- _GOAL_
Select, from the material below, each line with "test" in it.

--- BEGIN ---

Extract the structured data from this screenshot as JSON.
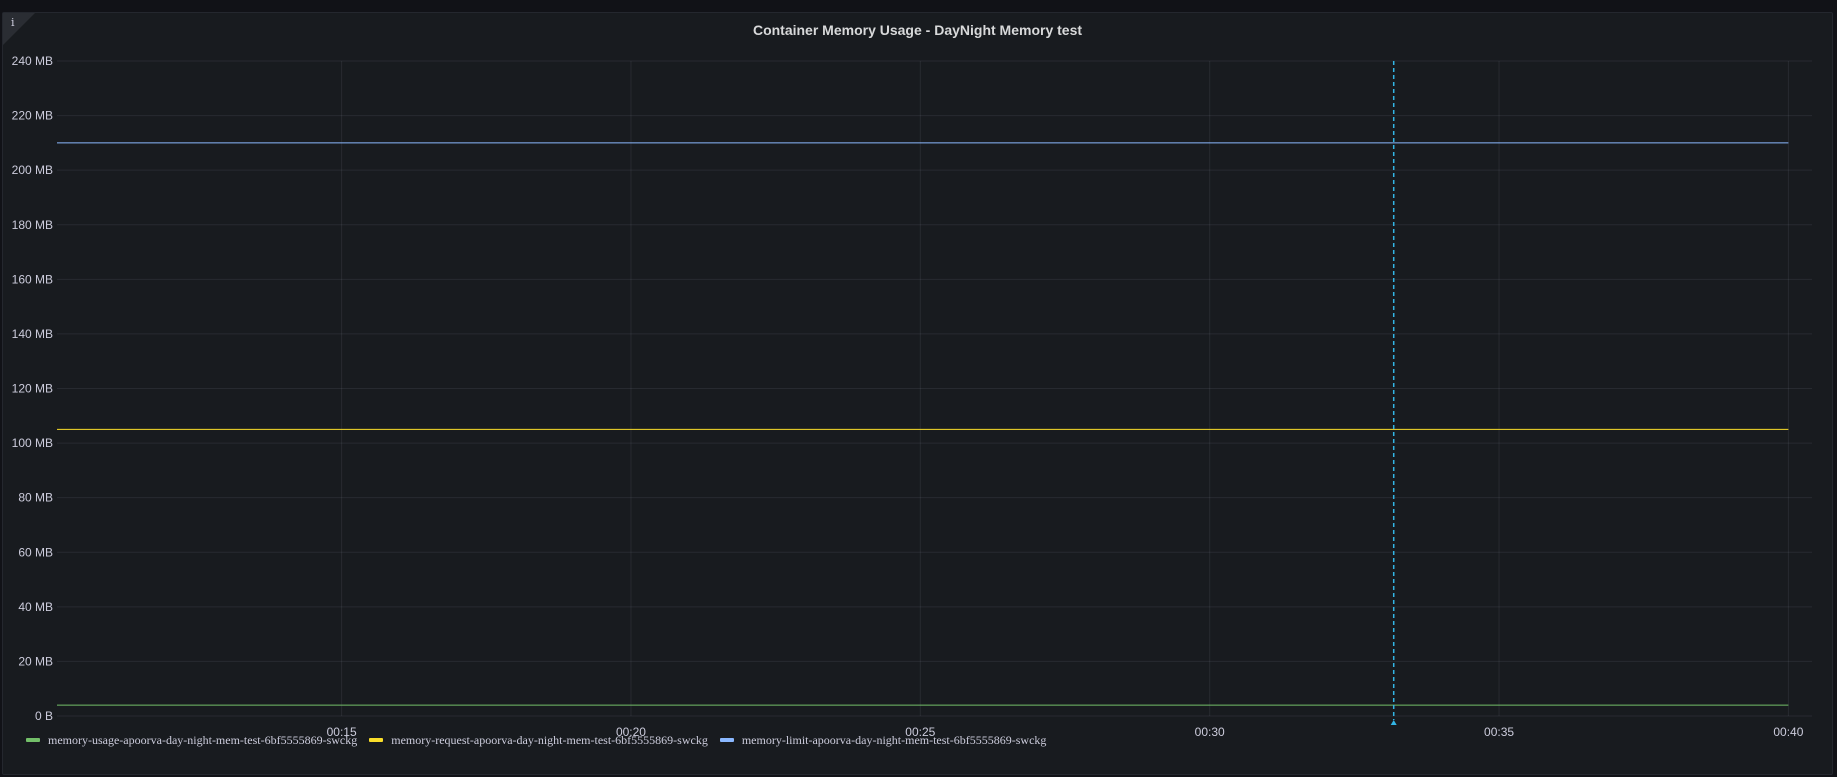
{
  "panel": {
    "title": "Container Memory Usage - DayNight Memory test",
    "info_glyph": "i",
    "icons": {
      "info": "info-icon"
    }
  },
  "chart_data": {
    "type": "line",
    "title": "Container Memory Usage - DayNight Memory test",
    "xlabel": "",
    "ylabel": "",
    "ylim": [
      0,
      240
    ],
    "yunit": "MB",
    "yticks": [
      "0 B",
      "20 MB",
      "40 MB",
      "60 MB",
      "80 MB",
      "100 MB",
      "120 MB",
      "140 MB",
      "160 MB",
      "180 MB",
      "200 MB",
      "220 MB",
      "240 MB"
    ],
    "xticks": [
      "00:15",
      "00:20",
      "00:25",
      "00:30",
      "00:35",
      "00:40"
    ],
    "grid": true,
    "legend_position": "bottom-left",
    "cursor_time": "00:33",
    "series": [
      {
        "name": "memory-usage-apoorva-day-night-mem-test-6bf5555869-swckg",
        "color": "#73bf69",
        "x": [
          "00:10",
          "00:40"
        ],
        "values": [
          4,
          4
        ]
      },
      {
        "name": "memory-request-apoorva-day-night-mem-test-6bf5555869-swckg",
        "color": "#fade2a",
        "x": [
          "00:10",
          "00:40"
        ],
        "values": [
          105,
          105
        ]
      },
      {
        "name": "memory-limit-apoorva-day-night-mem-test-6bf5555869-swckg",
        "color": "#8ab8ff",
        "x": [
          "00:10",
          "00:40"
        ],
        "values": [
          210,
          210
        ]
      }
    ]
  }
}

--- END ---

- _REPLY TO THE EXERCISE_
    "title": "Container Memory Usage - DayNight Memory test",
    "title": "Container Memory Usage - DayNight Memory test",
        "name": "memory-usage-apoorva-day-night-mem-test-6bf5555869-swckg",
        "name": "memory-request-apoorva-day-night-mem-test-6bf5555869-swckg",
        "name": "memory-limit-apoorva-day-night-mem-test-6bf5555869-swckg",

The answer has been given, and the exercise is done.